### WORK INSTRUCTIONS
Exactly as written, retype the listing below, omitting the pictures.

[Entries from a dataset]
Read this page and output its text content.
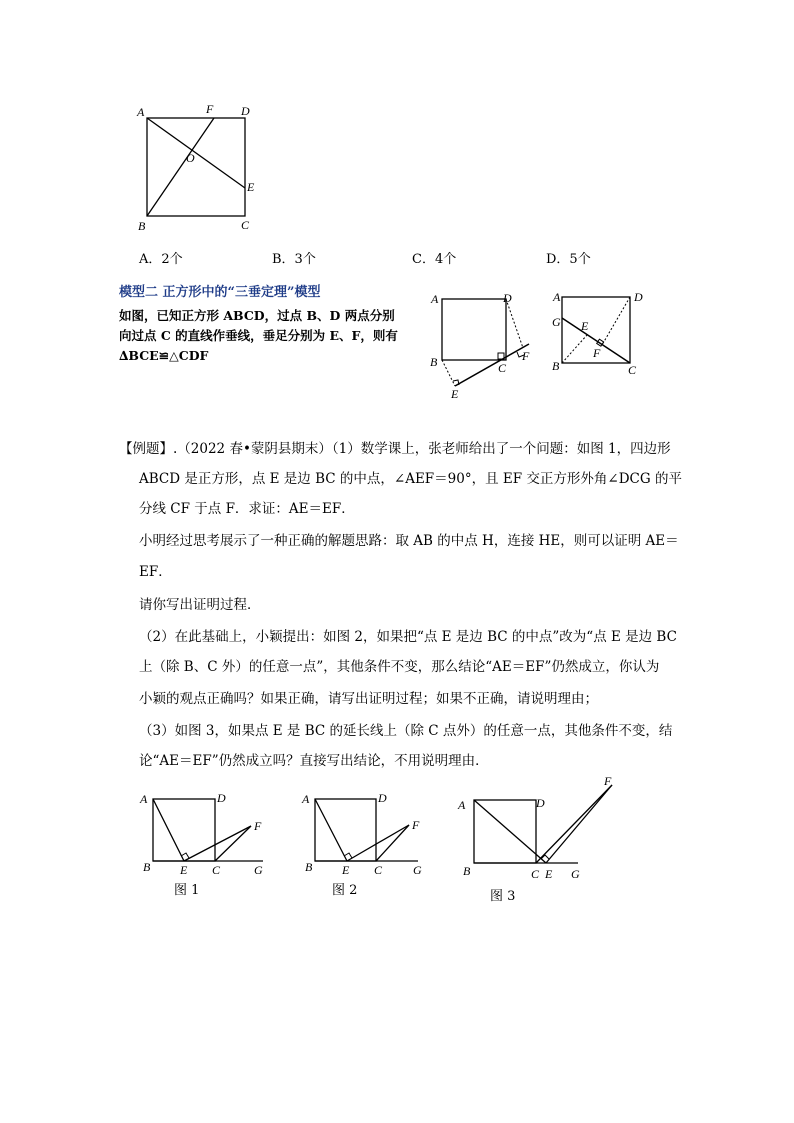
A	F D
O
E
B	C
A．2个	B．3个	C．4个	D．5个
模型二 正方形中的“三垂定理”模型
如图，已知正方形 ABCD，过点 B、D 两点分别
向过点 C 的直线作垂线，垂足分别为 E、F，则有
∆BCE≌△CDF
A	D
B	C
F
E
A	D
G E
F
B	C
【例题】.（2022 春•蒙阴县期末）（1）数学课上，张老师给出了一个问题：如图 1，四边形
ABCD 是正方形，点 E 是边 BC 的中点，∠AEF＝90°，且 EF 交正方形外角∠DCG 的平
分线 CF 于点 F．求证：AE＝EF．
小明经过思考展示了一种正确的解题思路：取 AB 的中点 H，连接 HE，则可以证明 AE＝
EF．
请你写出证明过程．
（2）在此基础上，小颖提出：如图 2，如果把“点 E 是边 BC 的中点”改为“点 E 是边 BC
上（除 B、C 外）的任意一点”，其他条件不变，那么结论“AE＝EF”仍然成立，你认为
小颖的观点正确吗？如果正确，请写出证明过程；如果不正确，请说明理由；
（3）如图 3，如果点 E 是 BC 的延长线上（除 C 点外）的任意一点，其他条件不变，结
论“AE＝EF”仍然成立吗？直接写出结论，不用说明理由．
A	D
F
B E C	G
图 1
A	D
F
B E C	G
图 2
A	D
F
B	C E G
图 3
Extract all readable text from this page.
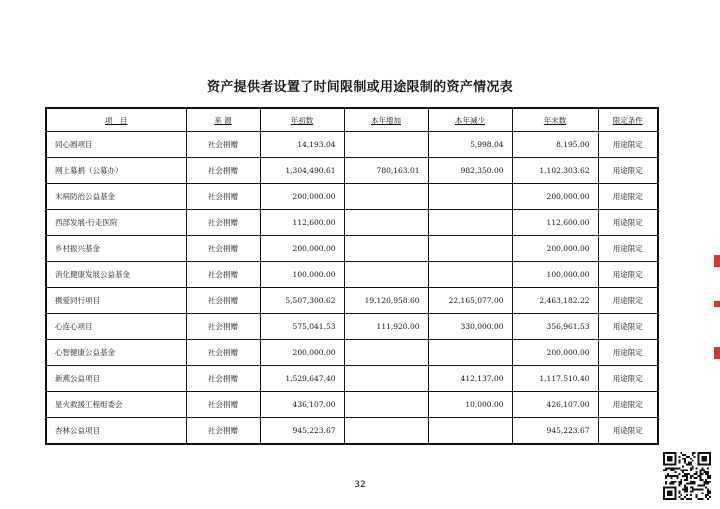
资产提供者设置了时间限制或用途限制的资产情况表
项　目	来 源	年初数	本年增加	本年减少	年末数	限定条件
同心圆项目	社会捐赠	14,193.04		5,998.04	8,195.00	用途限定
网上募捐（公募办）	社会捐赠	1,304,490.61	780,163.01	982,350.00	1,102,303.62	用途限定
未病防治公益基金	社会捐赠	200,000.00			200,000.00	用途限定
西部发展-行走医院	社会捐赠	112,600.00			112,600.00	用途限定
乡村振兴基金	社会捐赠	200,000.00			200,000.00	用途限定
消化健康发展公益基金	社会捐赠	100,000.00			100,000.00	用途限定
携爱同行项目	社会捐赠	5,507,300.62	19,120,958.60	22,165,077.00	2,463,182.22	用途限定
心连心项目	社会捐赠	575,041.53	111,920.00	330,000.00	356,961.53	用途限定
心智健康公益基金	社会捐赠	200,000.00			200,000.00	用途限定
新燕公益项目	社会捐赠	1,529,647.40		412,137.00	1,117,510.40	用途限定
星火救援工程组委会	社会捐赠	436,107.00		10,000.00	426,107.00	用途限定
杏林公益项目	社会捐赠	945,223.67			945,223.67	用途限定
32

### FULL OUTPUT
Read this page and output its text content.
A	F D
O
E
B	C
A．2个	B．3个	C．4个	D．5个
模型二 正方形中的“三垂定理”模型
如图，已知正方形 ABCD，过点 B、D 两点分别
向过点 C 的直线作垂线，垂足分别为 E、F，则有
∆BCE≌△CDF
A	D
B	C
F
E
A	D
G E
F
B	C
【例题】.（2022 春•蒙阴县期末）（1）数学课上，张老师给出了一个问题：如图 1，四边形
ABCD 是正方形，点 E 是边 BC 的中点，∠AEF＝90°，且 EF 交正方形外角∠DCG 的平
分线 CF 于点 F．求证：AE＝EF．
小明经过思考展示了一种正确的解题思路：取 AB 的中点 H，连接 HE，则可以证明 AE＝
EF．
请你写出证明过程．
（2）在此基础上，小颖提出：如图 2，如果把“点 E 是边 BC 的中点”改为“点 E 是边 BC
上（除 B、C 外）的任意一点”，其他条件不变，那么结论“AE＝EF”仍然成立，你认为
小颖的观点正确吗？如果正确，请写出证明过程；如果不正确，请说明理由；
（3）如图 3，如果点 E 是 BC 的延长线上（除 C 点外）的任意一点，其他条件不变，结
论“AE＝EF”仍然成立吗？直接写出结论，不用说明理由．
A	D
F
B E C	G
图 1
A	D
F
B E C	G
图 2
A	D
F
B	C E G
图 3
Extract all readable text from this page.
资产提供者设置了时间限制或用途限制的资产情况表
项　目	来 源	年初数	本年增加	本年减少	年末数	限定条件
同心圆项目	社会捐赠	14,193.04		5,998.04	8,195.00	用途限定
网上募捐（公募办）	社会捐赠	1,304,490.61	780,163.01	982,350.00	1,102,303.62	用途限定
未病防治公益基金	社会捐赠	200,000.00			200,000.00	用途限定
西部发展-行走医院	社会捐赠	112,600.00			112,600.00	用途限定
乡村振兴基金	社会捐赠	200,000.00			200,000.00	用途限定
消化健康发展公益基金	社会捐赠	100,000.00			100,000.00	用途限定
携爱同行项目	社会捐赠	5,507,300.62	19,120,958.60	22,165,077.00	2,463,182.22	用途限定
心连心项目	社会捐赠	575,041.53	111,920.00	330,000.00	356,961.53	用途限定
心智健康公益基金	社会捐赠	200,000.00			200,000.00	用途限定
新燕公益项目	社会捐赠	1,529,647.40		412,137.00	1,117,510.40	用途限定
星火救援工程组委会	社会捐赠	436,107.00		10,000.00	426,107.00	用途限定
杏林公益项目	社会捐赠	945,223.67			945,223.67	用途限定
32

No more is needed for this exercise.